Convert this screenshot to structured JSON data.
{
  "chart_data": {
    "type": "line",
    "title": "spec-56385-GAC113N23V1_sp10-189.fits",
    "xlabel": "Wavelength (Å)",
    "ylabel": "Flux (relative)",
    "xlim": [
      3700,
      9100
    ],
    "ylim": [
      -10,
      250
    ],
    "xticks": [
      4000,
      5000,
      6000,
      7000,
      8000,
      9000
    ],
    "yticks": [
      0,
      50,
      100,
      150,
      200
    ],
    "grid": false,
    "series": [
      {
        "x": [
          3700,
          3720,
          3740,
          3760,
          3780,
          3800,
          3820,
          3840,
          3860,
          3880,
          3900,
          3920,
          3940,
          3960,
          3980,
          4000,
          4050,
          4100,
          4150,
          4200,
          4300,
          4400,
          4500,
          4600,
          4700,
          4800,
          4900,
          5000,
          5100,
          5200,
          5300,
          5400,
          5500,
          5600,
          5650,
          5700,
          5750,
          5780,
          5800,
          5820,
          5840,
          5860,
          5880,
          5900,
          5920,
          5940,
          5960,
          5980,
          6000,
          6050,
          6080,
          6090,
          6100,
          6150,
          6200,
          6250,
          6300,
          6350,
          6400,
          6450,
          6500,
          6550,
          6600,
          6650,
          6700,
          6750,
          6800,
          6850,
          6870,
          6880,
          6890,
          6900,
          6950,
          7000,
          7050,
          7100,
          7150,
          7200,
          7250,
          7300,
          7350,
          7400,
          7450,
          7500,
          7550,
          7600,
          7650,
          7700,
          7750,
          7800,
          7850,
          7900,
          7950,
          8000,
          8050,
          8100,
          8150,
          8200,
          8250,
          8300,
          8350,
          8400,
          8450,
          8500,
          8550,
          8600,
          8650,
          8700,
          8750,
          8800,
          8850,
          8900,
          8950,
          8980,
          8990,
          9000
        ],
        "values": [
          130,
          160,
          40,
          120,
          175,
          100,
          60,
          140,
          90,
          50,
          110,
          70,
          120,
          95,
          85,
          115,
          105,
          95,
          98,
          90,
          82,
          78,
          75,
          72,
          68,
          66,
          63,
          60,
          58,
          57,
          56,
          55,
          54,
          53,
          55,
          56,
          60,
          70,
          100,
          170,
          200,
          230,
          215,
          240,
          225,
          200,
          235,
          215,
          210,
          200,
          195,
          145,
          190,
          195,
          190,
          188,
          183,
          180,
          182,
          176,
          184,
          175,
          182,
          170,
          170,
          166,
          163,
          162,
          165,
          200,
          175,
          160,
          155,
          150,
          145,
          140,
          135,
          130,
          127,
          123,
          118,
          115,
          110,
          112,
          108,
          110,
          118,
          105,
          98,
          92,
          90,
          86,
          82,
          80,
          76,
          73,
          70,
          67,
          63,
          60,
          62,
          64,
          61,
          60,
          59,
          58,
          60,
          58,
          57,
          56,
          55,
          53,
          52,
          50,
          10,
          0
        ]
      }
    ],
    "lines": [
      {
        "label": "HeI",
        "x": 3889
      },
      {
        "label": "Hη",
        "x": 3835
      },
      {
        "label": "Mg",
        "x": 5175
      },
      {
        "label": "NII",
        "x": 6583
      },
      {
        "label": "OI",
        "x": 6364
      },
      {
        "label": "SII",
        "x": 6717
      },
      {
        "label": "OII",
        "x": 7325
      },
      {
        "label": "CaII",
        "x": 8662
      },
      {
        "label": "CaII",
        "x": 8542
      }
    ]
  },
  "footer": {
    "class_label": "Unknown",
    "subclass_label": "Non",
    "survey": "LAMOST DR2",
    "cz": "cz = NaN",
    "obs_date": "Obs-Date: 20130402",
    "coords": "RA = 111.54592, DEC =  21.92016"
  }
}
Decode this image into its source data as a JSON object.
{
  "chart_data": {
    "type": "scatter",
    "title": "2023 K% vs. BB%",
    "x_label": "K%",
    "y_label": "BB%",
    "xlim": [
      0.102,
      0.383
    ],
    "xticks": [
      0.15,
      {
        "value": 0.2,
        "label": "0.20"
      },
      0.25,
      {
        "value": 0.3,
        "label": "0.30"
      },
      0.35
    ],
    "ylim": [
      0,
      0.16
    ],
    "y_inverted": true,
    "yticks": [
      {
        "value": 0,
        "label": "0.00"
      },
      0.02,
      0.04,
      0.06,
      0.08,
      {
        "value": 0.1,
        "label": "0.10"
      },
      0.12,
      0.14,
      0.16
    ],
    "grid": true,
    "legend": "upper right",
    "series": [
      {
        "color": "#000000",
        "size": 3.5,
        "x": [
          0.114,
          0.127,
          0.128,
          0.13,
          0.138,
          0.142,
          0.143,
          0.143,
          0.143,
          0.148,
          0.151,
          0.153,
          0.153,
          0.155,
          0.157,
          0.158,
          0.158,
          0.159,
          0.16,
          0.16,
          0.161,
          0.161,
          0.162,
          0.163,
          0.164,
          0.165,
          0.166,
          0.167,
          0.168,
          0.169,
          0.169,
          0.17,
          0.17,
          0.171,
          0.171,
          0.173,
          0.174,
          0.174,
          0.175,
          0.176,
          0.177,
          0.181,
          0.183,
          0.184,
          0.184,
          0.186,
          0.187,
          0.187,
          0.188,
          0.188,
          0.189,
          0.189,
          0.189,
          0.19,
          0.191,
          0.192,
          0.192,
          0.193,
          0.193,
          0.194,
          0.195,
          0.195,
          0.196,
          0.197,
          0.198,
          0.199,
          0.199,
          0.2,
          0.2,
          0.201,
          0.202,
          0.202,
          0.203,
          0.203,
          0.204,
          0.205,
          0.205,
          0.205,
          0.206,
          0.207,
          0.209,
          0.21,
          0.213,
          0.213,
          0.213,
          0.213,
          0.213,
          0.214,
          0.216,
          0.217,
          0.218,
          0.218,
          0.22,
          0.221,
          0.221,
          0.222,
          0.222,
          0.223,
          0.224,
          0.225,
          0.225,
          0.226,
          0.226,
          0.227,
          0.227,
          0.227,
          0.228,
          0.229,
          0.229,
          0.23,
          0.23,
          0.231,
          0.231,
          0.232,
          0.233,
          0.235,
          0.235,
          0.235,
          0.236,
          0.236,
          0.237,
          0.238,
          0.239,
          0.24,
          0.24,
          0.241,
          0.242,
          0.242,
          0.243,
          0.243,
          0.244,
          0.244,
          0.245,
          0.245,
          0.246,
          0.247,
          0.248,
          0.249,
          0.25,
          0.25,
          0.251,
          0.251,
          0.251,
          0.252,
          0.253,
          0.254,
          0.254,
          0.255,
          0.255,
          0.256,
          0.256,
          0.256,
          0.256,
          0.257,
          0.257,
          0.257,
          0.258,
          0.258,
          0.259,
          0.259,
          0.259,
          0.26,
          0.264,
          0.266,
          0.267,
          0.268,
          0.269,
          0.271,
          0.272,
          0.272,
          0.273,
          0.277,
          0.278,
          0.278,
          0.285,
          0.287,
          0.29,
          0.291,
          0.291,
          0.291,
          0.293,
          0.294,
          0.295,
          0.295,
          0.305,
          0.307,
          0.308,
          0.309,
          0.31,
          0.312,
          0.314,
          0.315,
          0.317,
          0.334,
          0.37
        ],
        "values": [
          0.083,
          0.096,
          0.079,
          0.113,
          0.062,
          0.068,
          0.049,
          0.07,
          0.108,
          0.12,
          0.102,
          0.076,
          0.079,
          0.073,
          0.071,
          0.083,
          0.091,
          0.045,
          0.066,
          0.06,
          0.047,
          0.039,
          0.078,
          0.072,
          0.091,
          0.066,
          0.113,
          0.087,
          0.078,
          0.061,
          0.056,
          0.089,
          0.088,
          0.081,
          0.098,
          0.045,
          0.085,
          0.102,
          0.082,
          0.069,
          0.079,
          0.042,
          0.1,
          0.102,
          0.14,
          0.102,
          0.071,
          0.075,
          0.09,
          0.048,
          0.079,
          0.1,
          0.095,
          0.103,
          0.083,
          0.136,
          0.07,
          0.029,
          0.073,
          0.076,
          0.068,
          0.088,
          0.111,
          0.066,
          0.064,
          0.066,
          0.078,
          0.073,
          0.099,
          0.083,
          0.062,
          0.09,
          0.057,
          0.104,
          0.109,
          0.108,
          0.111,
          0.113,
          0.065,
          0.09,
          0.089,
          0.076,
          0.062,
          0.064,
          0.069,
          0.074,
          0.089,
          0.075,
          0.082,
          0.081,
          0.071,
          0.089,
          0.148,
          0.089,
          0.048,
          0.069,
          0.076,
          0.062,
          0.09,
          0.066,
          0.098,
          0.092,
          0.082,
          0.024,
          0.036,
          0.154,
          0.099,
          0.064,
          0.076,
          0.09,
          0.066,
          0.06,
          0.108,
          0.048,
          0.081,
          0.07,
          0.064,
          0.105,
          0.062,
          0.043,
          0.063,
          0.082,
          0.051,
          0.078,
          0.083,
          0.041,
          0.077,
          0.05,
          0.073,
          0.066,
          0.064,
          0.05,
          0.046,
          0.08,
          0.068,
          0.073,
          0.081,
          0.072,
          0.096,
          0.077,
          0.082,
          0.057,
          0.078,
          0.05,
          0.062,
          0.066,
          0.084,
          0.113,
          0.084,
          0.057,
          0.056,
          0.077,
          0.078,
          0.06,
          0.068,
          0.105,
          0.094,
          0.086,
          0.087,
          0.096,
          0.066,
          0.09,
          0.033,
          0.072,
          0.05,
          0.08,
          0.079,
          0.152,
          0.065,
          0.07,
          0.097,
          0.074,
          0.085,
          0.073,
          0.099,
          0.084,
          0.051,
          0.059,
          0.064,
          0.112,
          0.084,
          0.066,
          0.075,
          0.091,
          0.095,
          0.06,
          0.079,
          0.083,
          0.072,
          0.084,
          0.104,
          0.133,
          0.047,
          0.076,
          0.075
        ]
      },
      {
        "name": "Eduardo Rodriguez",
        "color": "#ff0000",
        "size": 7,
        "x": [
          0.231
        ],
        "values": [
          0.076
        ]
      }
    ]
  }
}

_The task_: Search the listing above for the string "this". Copy every line that contains it.

_Answer in full_:
Convert this screenshot to structured JSON data.
Decode this image into its source data as a JSON object.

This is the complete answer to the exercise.